## Problem requirements
Extract the text of each entry below exactly, leaving every image behind.

-- Begin --

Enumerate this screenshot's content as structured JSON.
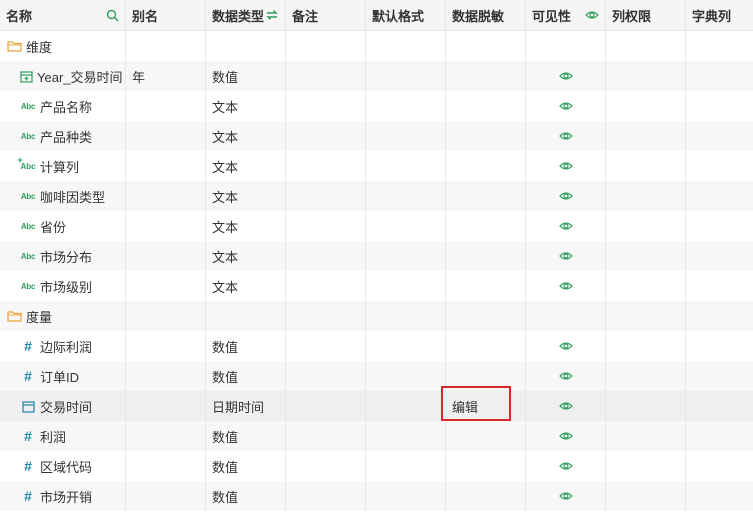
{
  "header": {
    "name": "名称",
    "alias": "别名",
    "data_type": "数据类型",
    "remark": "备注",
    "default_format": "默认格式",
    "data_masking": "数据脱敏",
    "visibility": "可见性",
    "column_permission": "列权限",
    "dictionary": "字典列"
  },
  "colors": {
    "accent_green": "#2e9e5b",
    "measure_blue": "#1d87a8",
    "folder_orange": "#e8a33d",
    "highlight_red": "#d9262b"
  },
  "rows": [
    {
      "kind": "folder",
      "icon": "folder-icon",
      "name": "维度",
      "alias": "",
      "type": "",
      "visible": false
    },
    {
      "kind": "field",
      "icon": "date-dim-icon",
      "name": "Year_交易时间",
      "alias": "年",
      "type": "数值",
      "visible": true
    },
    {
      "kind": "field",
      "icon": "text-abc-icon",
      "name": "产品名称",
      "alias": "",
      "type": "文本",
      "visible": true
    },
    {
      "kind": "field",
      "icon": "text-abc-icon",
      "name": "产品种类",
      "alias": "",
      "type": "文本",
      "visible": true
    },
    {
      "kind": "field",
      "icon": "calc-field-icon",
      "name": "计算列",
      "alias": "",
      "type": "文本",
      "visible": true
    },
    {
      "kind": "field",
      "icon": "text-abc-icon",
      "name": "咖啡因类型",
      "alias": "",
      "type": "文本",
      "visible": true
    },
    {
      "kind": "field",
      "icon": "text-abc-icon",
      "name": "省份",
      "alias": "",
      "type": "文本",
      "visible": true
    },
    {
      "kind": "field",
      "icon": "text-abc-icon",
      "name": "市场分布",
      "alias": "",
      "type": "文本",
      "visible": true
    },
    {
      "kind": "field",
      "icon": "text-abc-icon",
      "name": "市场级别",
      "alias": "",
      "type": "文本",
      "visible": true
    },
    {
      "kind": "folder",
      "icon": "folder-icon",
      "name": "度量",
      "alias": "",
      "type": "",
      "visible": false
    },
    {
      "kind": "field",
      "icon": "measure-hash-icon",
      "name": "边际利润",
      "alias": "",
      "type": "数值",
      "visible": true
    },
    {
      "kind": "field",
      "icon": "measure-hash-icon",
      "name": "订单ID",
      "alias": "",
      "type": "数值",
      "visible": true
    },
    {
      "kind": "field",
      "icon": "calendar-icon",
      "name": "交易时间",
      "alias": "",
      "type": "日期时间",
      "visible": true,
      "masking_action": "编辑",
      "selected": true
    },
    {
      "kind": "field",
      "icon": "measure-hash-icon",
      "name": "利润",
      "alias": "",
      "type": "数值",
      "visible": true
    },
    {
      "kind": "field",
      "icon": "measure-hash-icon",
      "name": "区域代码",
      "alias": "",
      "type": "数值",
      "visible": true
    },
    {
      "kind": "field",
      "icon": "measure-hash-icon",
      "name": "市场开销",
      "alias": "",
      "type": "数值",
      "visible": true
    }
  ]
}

-- End --

## Output for this exercise
Enumerate this screenshot's content as structured JSON.
{
  "header": {
    "name": "名称",
    "alias": "别名",
    "data_type": "数据类型",
    "remark": "备注",
    "default_format": "默认格式",
    "data_masking": "数据脱敏",
    "visibility": "可见性",
    "column_permission": "列权限",
    "dictionary": "字典列"
  },
  "colors": {
    "accent_green": "#2e9e5b",
    "measure_blue": "#1d87a8",
    "folder_orange": "#e8a33d",
    "highlight_red": "#d9262b"
  },
  "rows": [
    {
      "kind": "folder",
      "icon": "folder-icon",
      "name": "维度",
      "alias": "",
      "type": "",
      "visible": false
    },
    {
      "kind": "field",
      "icon": "date-dim-icon",
      "name": "Year_交易时间",
      "alias": "年",
      "type": "数值",
      "visible": true
    },
    {
      "kind": "field",
      "icon": "text-abc-icon",
      "name": "产品名称",
      "alias": "",
      "type": "文本",
      "visible": true
    },
    {
      "kind": "field",
      "icon": "text-abc-icon",
      "name": "产品种类",
      "alias": "",
      "type": "文本",
      "visible": true
    },
    {
      "kind": "field",
      "icon": "calc-field-icon",
      "name": "计算列",
      "alias": "",
      "type": "文本",
      "visible": true
    },
    {
      "kind": "field",
      "icon": "text-abc-icon",
      "name": "咖啡因类型",
      "alias": "",
      "type": "文本",
      "visible": true
    },
    {
      "kind": "field",
      "icon": "text-abc-icon",
      "name": "省份",
      "alias": "",
      "type": "文本",
      "visible": true
    },
    {
      "kind": "field",
      "icon": "text-abc-icon",
      "name": "市场分布",
      "alias": "",
      "type": "文本",
      "visible": true
    },
    {
      "kind": "field",
      "icon": "text-abc-icon",
      "name": "市场级别",
      "alias": "",
      "type": "文本",
      "visible": true
    },
    {
      "kind": "folder",
      "icon": "folder-icon",
      "name": "度量",
      "alias": "",
      "type": "",
      "visible": false
    },
    {
      "kind": "field",
      "icon": "measure-hash-icon",
      "name": "边际利润",
      "alias": "",
      "type": "数值",
      "visible": true
    },
    {
      "kind": "field",
      "icon": "measure-hash-icon",
      "name": "订单ID",
      "alias": "",
      "type": "数值",
      "visible": true
    },
    {
      "kind": "field",
      "icon": "calendar-icon",
      "name": "交易时间",
      "alias": "",
      "type": "日期时间",
      "visible": true,
      "masking_action": "编辑",
      "selected": true
    },
    {
      "kind": "field",
      "icon": "measure-hash-icon",
      "name": "利润",
      "alias": "",
      "type": "数值",
      "visible": true
    },
    {
      "kind": "field",
      "icon": "measure-hash-icon",
      "name": "区域代码",
      "alias": "",
      "type": "数值",
      "visible": true
    },
    {
      "kind": "field",
      "icon": "measure-hash-icon",
      "name": "市场开销",
      "alias": "",
      "type": "数值",
      "visible": true
    }
  ]
}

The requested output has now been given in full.